◆ Directions for this task
Pull each line holding the word "Clips" from the data.

◆ Dataset entries
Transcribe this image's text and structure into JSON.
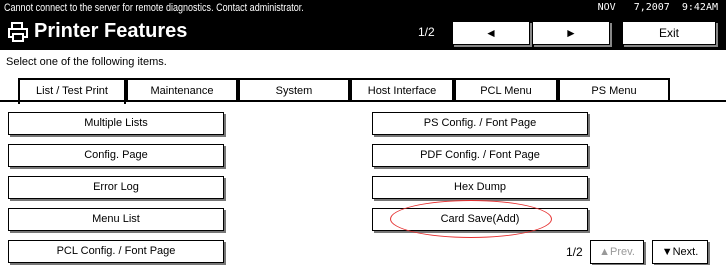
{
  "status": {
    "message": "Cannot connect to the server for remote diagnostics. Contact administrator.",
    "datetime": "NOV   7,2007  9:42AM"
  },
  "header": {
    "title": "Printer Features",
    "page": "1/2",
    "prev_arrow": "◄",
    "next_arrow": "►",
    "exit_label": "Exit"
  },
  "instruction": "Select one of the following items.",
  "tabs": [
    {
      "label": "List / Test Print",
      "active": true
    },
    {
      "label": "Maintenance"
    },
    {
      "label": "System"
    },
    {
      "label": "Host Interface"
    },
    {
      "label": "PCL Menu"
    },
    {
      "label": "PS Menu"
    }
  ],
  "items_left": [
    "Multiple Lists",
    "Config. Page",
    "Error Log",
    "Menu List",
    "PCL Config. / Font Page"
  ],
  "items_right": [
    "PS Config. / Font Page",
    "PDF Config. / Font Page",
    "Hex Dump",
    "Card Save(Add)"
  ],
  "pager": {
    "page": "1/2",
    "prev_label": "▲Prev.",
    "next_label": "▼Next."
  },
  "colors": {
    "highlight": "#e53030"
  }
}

---

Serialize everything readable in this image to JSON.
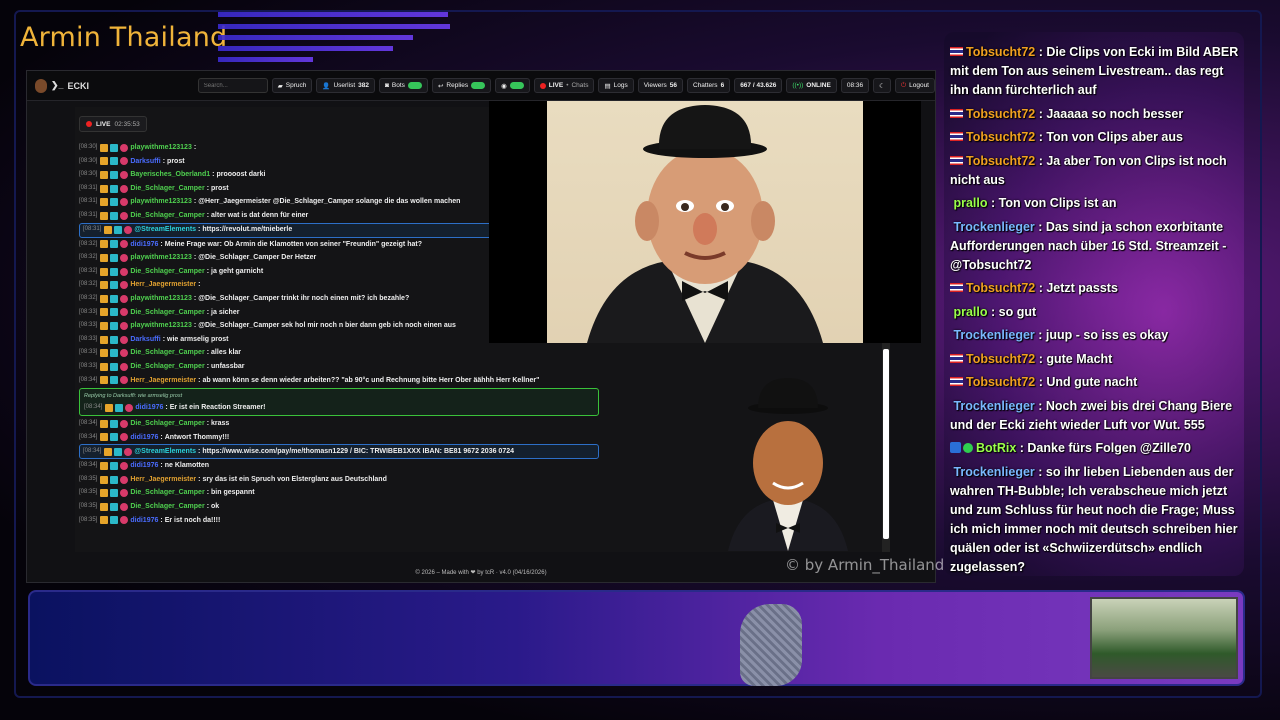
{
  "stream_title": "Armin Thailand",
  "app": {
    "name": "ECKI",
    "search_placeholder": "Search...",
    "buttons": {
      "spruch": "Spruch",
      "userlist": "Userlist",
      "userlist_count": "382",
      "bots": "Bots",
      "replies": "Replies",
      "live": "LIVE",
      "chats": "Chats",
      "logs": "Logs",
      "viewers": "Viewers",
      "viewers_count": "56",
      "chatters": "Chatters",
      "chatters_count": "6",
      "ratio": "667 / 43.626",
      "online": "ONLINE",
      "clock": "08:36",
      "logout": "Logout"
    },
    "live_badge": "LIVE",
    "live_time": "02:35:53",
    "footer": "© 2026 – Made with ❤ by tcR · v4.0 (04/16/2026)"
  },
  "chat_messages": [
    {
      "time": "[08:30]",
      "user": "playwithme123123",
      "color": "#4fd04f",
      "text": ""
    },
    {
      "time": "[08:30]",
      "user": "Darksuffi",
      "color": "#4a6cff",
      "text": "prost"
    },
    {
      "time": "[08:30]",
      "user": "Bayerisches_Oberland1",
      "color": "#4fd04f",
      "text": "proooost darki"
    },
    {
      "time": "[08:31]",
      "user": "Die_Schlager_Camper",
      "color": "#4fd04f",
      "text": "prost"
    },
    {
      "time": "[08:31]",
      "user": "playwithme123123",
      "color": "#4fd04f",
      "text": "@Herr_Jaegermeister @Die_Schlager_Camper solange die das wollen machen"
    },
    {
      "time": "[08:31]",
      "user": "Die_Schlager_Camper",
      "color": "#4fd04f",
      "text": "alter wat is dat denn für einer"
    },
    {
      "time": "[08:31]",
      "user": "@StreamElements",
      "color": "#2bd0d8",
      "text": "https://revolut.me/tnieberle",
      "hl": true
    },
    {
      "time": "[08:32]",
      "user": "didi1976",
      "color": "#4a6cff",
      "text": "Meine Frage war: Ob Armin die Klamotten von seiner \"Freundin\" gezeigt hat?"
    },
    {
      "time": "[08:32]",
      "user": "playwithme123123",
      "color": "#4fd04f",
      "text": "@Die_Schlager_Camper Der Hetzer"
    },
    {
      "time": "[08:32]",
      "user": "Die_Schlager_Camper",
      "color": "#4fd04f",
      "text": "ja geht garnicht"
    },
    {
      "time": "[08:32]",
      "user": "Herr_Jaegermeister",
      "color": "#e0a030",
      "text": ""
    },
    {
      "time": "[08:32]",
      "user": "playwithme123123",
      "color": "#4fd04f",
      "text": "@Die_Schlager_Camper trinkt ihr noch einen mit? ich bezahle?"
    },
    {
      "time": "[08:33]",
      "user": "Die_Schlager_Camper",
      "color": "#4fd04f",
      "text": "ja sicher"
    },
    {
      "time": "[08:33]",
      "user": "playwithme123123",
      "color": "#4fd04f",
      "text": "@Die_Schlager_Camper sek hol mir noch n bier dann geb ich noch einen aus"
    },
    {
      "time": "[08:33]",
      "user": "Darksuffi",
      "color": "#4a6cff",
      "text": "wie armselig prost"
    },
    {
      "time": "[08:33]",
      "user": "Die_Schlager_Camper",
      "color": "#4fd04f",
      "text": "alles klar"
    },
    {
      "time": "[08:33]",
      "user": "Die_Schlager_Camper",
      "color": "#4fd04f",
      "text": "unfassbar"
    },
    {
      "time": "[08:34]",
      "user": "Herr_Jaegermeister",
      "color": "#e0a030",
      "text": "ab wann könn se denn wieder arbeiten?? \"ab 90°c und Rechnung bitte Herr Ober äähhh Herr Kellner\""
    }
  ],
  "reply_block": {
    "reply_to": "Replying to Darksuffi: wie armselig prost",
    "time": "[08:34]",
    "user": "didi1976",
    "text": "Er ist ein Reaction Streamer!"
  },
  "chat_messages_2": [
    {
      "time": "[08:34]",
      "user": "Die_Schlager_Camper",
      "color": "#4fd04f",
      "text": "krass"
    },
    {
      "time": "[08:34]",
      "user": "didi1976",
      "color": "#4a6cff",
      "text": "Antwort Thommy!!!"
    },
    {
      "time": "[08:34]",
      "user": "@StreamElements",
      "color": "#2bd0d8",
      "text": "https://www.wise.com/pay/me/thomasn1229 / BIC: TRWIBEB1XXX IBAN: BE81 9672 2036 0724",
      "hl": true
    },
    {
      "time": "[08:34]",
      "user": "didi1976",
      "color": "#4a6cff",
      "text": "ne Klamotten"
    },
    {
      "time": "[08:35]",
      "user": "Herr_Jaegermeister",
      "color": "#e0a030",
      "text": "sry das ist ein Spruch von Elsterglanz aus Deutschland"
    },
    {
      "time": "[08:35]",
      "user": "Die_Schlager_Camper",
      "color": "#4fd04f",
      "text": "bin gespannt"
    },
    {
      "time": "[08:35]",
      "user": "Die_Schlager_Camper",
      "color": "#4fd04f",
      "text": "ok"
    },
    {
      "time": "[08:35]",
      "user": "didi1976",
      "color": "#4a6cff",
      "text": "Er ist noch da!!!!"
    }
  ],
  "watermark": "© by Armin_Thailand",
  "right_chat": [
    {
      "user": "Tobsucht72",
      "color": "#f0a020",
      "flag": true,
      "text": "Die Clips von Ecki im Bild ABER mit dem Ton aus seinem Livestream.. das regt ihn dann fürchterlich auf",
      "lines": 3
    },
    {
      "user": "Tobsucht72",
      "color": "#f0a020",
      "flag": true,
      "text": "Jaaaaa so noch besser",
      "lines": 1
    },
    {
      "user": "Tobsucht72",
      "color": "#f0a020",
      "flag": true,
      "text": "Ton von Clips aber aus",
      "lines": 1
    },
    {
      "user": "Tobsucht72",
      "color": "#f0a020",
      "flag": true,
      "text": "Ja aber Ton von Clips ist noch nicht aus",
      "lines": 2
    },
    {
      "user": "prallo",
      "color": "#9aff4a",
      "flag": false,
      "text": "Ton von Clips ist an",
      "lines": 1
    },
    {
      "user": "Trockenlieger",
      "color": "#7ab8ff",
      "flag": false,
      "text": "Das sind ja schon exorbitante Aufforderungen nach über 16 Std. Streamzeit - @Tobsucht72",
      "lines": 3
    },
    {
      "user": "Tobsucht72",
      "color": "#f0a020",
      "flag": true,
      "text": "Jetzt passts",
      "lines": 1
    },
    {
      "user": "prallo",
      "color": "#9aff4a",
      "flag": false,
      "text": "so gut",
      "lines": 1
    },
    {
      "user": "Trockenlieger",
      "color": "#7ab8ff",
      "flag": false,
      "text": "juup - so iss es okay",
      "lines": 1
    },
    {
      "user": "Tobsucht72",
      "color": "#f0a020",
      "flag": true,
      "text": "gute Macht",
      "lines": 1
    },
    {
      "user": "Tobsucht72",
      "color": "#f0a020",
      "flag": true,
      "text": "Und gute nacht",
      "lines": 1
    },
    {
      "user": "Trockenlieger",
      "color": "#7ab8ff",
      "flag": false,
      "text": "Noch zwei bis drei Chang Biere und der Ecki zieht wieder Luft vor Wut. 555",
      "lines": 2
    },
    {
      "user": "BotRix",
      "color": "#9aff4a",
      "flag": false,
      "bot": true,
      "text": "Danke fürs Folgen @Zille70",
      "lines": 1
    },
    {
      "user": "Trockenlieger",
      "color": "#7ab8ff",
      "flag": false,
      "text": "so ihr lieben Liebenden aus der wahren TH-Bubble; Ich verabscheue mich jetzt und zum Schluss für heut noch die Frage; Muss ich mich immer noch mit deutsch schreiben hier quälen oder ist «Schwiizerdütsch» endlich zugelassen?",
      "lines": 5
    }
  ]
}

◆ Result of the task
      "text": "Die Clips von Ecki im Bild ABER mit dem Ton aus seinem Livestream.. das regt ihn dann fürchterlich auf",
      "text": "Ton von Clips aber aus",
      "text": "Ja aber Ton von Clips ist noch nicht aus",
      "text": "Ton von Clips ist an",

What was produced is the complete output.